Stored records
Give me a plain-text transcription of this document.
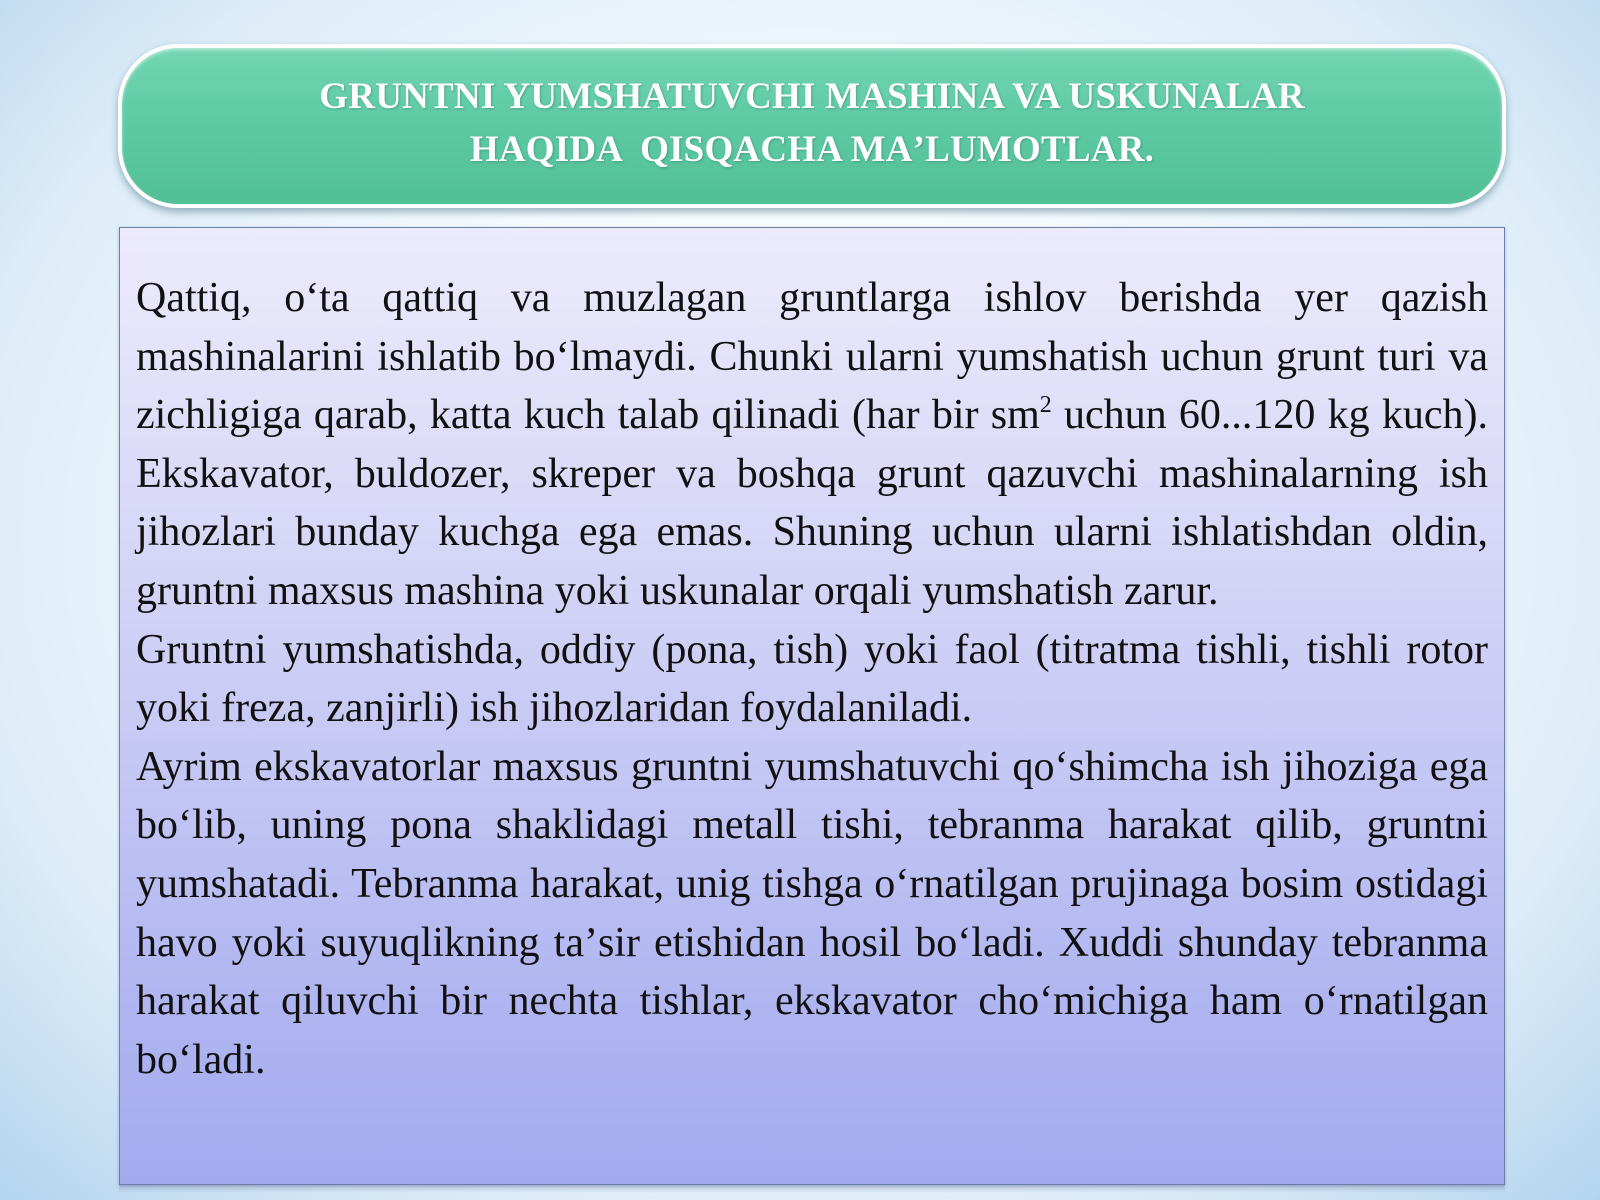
GRUNTNI YUMSHATUVCHI MASHINA VA USKUNALAR
HAQIDA  QISQACHA MAʼLUMOTLAR.

Qattiq, oʻta qattiq va muzlagan gruntlarga ishlov berishda yer qazish mashinalarini ishlatib boʻlmaydi. Chunki ularni yumshatish uchun grunt turi va zichligiga qarab, katta kuch talab qilinadi (har bir $sm^2$ uchun 60...120 kg kuch). Ekskavator, buldozer, skreper va boshqa grunt qazuvchi mashinalarning ish jihozlari bunday kuchga ega emas. Shuning uchun ularni ishlatishdan oldin, gruntni maxsus mashina yoki uskunalar orqali yumshatish zarur.

Gruntni yumshatishda, oddiy (pona, tish) yoki faol (titratma tishli, tishli rotor yoki freza, zanjirli) ish jihozlaridan foydalaniladi.

Ayrim ekskavatorlar maxsus gruntni yumshatuvchi qoʻshimcha ish jihoziga ega boʻlib, uning pona shaklidagi metall tishi, tebranma harakat qilib, gruntni yumshatadi. Tebranma harakat, unig tishga oʻrnatilgan prujinaga bosim ostidagi havo yoki suyuqlikning taʼsir etishidan hosil boʻladi. Xuddi shunday tebranma harakat qiluvchi bir nechta tishlar, ekskavator choʻmichiga ham oʻrnatilgan boʻladi.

- Exercise directions: Find the lines above holding the word "yoki" and show them.

- Result of this exercise:
Qattiq, oʻta qattiq va muzlagan gruntlarga ishlov berishda yer qazish mashinalarini ishlatib boʻlmaydi. Chunki ularni yumshatish uchun grunt turi va zichligiga qarab, katta kuch talab qilinadi (har bir $sm^2$ uchun 60...120 kg kuch). Ekskavator, buldozer, skreper va boshqa grunt qazuvchi mashinalarning ish jihozlari bunday kuchga ega emas. Shuning uchun ularni ishlatishdan oldin, gruntni maxsus mashina yoki uskunalar orqali yumshatish zarur.
Gruntni yumshatishda, oddiy (pona, tish) yoki faol (titratma tishli, tishli rotor yoki freza, zanjirli) ish jihozlaridan foydalaniladi.
Ayrim ekskavatorlar maxsus gruntni yumshatuvchi qoʻshimcha ish jihoziga ega boʻlib, uning pona shaklidagi metall tishi, tebranma harakat qilib, gruntni yumshatadi. Tebranma harakat, unig tishga oʻrnatilgan prujinaga bosim ostidagi havo yoki suyuqlikning taʼsir etishidan hosil boʻladi. Xuddi shunday tebranma harakat qiluvchi bir nechta tishlar, ekskavator choʻmichiga ham oʻrnatilgan boʻladi.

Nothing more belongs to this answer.